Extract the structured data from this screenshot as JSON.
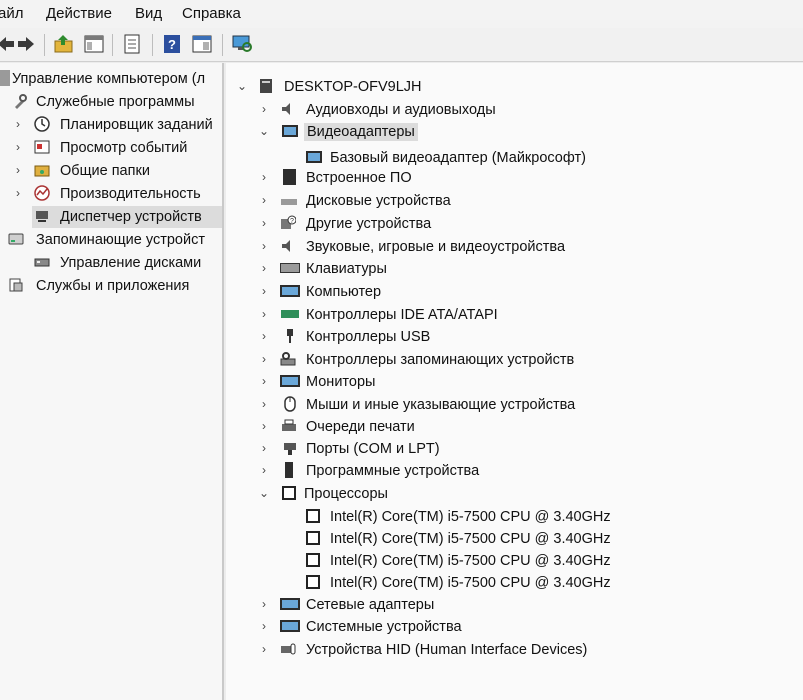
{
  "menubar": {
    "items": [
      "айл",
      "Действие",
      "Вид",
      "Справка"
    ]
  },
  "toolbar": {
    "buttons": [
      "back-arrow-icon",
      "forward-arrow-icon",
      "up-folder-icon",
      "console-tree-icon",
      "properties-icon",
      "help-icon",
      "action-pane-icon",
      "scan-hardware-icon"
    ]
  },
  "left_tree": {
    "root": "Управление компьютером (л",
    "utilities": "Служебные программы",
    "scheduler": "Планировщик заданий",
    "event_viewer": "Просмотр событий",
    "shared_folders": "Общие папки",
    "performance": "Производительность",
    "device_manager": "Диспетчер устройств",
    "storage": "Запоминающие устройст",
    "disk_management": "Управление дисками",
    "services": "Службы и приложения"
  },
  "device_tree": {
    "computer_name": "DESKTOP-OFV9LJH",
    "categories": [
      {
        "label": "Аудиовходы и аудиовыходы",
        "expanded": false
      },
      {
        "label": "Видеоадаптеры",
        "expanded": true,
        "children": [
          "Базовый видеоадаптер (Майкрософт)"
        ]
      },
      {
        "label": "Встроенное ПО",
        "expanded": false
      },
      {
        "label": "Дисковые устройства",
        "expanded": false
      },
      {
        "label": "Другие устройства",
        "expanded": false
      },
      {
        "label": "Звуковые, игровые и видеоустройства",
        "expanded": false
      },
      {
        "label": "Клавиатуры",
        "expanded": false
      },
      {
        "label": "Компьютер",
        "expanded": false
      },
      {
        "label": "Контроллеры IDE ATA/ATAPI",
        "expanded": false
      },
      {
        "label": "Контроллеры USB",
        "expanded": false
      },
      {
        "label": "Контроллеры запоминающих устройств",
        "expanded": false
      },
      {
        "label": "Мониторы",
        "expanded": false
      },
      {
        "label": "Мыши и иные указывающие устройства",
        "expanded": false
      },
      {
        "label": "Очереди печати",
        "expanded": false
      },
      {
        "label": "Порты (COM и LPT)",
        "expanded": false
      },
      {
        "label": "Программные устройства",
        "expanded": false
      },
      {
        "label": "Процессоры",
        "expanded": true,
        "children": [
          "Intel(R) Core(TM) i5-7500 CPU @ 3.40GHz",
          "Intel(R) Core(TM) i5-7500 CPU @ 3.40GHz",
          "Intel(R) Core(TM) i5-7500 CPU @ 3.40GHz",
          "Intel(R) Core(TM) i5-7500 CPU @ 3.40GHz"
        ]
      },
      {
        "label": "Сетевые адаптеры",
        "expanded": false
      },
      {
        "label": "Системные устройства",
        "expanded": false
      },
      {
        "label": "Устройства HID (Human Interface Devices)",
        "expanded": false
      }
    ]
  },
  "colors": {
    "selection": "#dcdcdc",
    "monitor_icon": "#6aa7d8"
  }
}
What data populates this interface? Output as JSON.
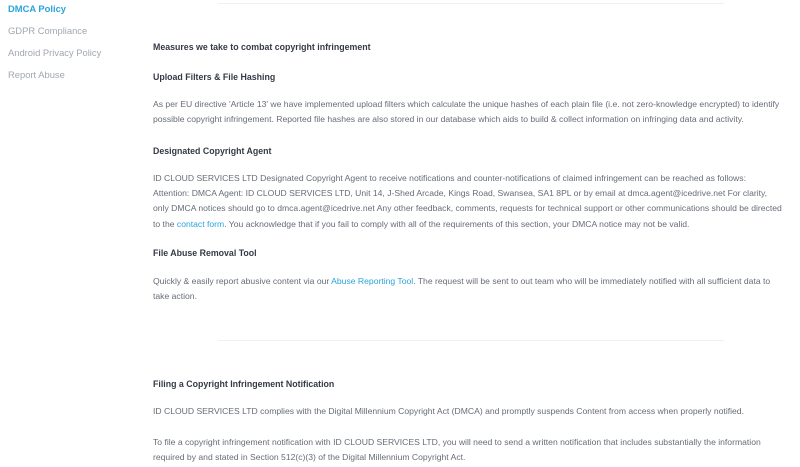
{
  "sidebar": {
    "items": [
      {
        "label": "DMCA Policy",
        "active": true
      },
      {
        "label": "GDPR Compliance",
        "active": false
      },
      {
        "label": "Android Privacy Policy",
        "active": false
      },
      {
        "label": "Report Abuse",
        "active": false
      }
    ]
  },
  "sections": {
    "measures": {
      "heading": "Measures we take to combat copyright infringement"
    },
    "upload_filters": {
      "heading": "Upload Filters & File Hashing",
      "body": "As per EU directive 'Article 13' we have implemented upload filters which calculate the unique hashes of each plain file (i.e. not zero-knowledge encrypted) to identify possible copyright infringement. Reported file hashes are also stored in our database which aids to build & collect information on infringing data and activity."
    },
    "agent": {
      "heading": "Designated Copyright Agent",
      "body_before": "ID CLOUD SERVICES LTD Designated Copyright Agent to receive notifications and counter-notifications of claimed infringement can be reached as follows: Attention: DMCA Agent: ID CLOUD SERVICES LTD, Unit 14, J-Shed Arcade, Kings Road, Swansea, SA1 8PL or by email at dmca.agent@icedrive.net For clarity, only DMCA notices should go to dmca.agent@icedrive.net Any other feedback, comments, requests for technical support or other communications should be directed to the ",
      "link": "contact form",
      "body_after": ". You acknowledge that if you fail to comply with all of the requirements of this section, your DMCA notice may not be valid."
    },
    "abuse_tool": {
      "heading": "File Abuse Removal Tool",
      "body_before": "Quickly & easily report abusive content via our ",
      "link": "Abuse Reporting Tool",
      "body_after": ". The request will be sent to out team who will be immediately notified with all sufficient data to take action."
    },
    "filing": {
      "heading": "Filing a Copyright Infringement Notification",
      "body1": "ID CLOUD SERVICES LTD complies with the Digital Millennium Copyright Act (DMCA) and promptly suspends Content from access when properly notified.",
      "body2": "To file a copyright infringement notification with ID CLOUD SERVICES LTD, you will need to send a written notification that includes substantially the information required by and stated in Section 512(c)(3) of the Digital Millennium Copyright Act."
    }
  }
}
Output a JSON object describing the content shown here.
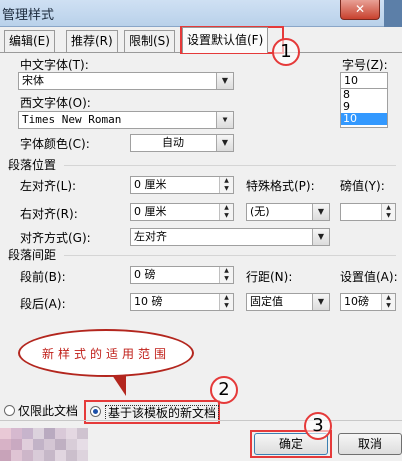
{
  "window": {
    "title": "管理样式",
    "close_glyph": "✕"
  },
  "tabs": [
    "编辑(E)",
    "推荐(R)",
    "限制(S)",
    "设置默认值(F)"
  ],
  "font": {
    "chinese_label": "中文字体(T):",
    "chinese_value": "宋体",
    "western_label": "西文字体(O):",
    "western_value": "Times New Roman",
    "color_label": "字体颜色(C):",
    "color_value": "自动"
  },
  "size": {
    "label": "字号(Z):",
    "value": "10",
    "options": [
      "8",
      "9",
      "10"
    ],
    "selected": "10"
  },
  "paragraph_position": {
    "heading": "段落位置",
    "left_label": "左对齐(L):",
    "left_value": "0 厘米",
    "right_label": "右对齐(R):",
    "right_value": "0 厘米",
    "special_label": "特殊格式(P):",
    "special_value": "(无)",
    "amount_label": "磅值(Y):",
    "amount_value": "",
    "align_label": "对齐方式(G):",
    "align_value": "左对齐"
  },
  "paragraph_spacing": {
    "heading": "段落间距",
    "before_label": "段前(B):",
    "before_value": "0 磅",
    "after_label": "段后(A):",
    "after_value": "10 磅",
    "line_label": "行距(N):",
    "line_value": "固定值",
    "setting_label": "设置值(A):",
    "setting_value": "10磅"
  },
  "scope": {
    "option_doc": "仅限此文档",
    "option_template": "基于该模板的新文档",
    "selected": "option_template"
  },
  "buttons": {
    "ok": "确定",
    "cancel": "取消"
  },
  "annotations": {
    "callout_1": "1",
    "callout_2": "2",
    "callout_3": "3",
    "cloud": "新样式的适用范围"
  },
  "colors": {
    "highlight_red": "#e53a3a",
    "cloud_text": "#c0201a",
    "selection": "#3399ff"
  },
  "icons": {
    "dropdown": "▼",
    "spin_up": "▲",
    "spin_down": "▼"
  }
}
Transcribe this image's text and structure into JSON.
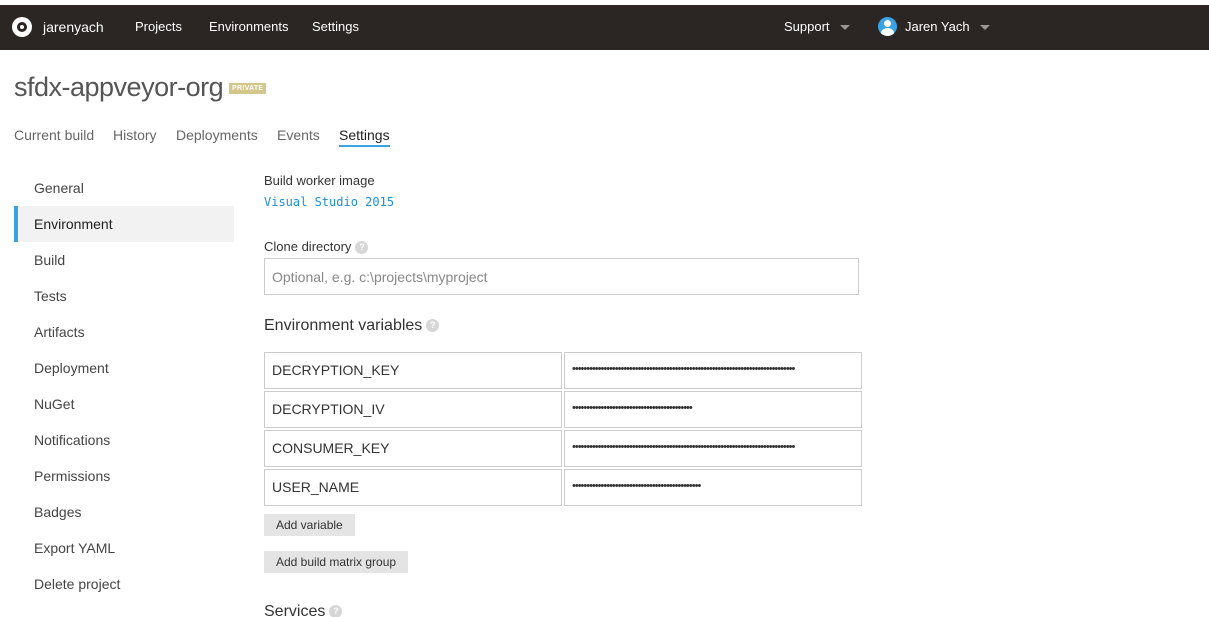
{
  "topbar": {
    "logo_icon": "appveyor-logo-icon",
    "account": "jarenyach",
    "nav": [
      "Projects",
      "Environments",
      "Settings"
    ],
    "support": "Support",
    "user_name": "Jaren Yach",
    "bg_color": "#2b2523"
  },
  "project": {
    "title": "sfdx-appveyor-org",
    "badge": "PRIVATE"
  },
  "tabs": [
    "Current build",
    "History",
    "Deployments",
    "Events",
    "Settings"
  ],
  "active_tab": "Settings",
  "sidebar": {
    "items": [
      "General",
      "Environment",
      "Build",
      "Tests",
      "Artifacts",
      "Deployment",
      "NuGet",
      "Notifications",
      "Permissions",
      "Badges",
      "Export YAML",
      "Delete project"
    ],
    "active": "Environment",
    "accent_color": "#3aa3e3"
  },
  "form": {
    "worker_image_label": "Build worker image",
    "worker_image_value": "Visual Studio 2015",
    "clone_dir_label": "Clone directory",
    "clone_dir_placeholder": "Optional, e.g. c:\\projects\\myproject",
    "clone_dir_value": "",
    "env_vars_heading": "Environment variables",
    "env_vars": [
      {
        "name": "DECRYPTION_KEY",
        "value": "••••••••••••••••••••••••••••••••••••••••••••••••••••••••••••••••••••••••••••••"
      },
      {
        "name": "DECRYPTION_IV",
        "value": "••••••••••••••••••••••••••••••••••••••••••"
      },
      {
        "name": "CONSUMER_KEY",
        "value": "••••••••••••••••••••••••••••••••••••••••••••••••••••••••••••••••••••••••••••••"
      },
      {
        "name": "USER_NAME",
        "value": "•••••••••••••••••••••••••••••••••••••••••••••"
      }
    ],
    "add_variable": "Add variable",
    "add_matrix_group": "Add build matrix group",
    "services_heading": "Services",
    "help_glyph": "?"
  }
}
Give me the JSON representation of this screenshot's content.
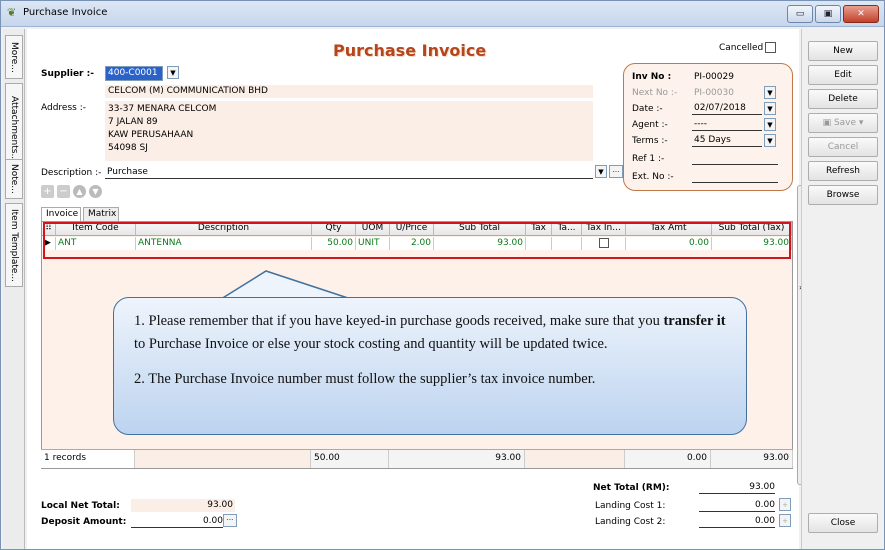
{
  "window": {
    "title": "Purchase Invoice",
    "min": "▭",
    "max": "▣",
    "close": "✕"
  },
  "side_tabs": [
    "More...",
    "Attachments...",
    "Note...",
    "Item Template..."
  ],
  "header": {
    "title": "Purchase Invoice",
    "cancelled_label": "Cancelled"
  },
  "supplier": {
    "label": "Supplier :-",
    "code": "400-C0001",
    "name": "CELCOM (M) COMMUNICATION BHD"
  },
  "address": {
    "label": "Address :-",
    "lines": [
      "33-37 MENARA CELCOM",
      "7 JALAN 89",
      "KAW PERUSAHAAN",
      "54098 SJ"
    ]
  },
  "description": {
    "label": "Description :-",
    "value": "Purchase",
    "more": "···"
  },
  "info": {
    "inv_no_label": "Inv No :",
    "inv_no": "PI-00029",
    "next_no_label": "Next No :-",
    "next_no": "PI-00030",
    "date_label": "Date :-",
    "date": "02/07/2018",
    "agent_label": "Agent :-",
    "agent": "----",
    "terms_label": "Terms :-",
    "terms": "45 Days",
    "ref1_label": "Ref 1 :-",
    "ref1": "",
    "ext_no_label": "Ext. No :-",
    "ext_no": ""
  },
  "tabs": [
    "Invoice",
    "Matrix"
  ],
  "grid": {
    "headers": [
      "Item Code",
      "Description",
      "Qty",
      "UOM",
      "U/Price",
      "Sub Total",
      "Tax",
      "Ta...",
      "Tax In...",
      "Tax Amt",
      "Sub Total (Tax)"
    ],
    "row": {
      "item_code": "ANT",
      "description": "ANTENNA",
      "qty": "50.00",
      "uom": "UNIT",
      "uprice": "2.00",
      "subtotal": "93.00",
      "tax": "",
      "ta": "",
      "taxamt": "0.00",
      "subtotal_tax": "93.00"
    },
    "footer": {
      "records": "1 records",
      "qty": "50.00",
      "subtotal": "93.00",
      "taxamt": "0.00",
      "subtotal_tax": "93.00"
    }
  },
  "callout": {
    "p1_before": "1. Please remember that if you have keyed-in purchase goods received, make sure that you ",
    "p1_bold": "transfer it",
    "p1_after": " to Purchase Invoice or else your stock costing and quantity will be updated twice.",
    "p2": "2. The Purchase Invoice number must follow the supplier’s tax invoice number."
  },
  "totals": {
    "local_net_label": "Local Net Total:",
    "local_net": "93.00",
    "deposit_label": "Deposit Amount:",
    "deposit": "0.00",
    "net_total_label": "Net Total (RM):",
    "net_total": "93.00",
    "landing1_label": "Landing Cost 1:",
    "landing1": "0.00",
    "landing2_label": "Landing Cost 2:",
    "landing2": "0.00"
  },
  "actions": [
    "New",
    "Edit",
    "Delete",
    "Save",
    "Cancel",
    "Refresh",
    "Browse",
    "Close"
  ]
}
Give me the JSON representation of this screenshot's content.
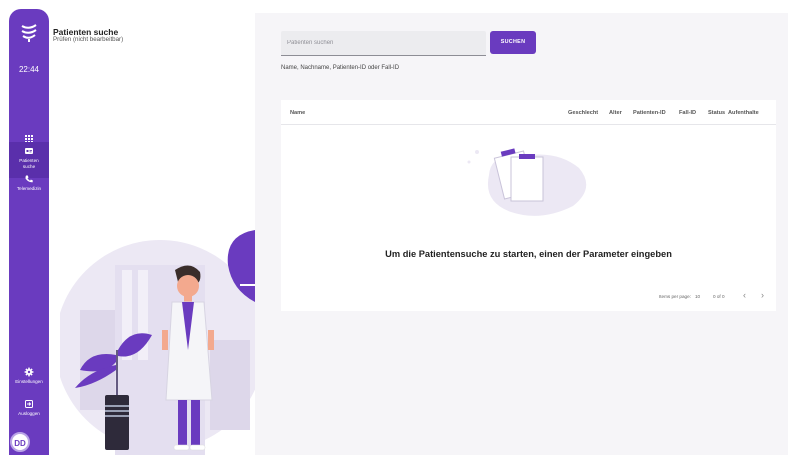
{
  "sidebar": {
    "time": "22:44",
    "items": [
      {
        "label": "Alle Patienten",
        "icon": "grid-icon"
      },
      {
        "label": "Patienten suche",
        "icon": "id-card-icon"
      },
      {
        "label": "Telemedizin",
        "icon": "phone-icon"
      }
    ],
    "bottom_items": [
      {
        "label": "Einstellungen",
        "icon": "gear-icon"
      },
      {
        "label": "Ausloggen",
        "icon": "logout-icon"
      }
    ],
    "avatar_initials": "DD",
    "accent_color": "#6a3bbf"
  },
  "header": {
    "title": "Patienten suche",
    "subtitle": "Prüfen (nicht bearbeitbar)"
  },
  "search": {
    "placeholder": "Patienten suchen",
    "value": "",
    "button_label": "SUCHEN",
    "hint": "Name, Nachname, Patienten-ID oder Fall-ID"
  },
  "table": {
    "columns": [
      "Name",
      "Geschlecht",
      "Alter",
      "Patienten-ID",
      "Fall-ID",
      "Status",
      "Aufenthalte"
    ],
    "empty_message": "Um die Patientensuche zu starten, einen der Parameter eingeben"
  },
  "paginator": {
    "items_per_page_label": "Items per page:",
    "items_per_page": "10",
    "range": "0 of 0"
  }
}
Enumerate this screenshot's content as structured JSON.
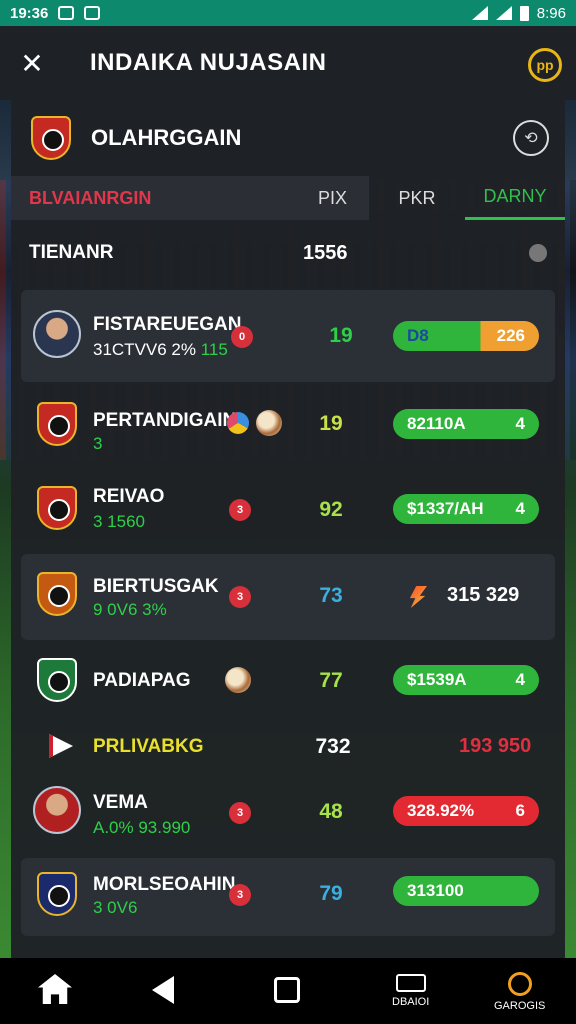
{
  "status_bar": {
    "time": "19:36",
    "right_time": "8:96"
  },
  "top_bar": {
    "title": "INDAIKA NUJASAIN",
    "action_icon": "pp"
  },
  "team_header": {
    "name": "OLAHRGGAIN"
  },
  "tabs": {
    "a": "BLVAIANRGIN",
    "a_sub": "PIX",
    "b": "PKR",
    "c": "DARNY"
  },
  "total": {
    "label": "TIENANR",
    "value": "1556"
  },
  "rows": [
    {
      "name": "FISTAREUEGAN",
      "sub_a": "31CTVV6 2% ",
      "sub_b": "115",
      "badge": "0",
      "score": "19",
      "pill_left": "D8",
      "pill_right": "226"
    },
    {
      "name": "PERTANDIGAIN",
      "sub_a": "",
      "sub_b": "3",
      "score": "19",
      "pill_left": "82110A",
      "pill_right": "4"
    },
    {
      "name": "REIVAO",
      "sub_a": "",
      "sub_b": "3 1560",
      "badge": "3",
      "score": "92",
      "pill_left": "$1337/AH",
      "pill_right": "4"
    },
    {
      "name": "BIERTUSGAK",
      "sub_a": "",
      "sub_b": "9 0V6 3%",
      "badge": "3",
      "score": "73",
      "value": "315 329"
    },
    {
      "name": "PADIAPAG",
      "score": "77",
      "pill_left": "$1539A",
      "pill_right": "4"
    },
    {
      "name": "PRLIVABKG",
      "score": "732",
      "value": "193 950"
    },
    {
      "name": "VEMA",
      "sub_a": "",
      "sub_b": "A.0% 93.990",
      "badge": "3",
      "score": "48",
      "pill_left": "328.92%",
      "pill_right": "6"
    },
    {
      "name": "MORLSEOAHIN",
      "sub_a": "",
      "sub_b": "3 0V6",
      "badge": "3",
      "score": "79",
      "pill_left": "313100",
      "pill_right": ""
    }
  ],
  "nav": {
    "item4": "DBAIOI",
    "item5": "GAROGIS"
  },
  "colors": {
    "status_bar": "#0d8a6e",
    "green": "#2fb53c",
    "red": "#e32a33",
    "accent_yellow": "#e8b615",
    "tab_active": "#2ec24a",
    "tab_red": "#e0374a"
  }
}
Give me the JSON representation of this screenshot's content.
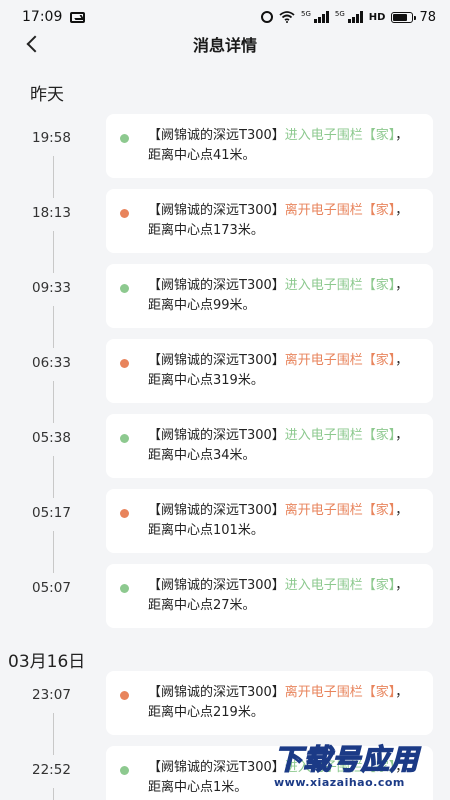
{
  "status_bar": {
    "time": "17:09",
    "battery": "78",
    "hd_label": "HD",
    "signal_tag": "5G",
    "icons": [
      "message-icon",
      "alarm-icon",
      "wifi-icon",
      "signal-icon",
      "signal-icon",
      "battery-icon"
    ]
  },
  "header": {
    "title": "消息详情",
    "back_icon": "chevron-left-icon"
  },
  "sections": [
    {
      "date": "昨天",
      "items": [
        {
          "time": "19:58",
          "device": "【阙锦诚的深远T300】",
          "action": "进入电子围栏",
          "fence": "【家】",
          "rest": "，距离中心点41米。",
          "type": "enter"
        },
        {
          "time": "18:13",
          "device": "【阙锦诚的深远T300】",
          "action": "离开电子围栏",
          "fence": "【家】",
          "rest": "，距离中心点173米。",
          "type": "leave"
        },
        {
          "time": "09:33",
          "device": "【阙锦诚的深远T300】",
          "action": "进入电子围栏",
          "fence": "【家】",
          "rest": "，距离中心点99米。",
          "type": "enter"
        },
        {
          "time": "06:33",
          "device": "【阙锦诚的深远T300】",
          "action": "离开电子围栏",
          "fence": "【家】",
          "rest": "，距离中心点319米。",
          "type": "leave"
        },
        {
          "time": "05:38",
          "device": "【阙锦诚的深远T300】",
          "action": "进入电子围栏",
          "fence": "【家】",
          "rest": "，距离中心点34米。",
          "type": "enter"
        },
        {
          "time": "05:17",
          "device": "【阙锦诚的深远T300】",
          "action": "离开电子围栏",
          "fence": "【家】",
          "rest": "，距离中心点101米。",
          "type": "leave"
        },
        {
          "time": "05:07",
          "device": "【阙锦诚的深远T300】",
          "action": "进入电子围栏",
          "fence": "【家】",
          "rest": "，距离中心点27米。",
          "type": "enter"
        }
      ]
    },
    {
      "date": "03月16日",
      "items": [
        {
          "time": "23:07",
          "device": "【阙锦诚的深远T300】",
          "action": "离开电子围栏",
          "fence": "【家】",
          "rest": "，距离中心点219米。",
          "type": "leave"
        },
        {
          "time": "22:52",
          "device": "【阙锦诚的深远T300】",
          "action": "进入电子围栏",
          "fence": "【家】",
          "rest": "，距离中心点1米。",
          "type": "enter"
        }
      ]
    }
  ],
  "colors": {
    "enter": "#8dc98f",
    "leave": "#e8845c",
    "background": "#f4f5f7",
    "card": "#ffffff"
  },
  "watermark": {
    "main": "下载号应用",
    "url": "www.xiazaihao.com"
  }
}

++++++++

▶ The exercise
Select every line in the records above that contains the word "rest".

▶ Output for this exercise
          "rest": "，距离中心点41米。",
          "rest": "，距离中心点173米。",
          "rest": "，距离中心点99米。",
          "rest": "，距离中心点319米。",
          "rest": "，距离中心点34米。",
          "rest": "，距离中心点101米。",
          "rest": "，距离中心点27米。",
          "rest": "，距离中心点219米。",
          "rest": "，距离中心点1米。",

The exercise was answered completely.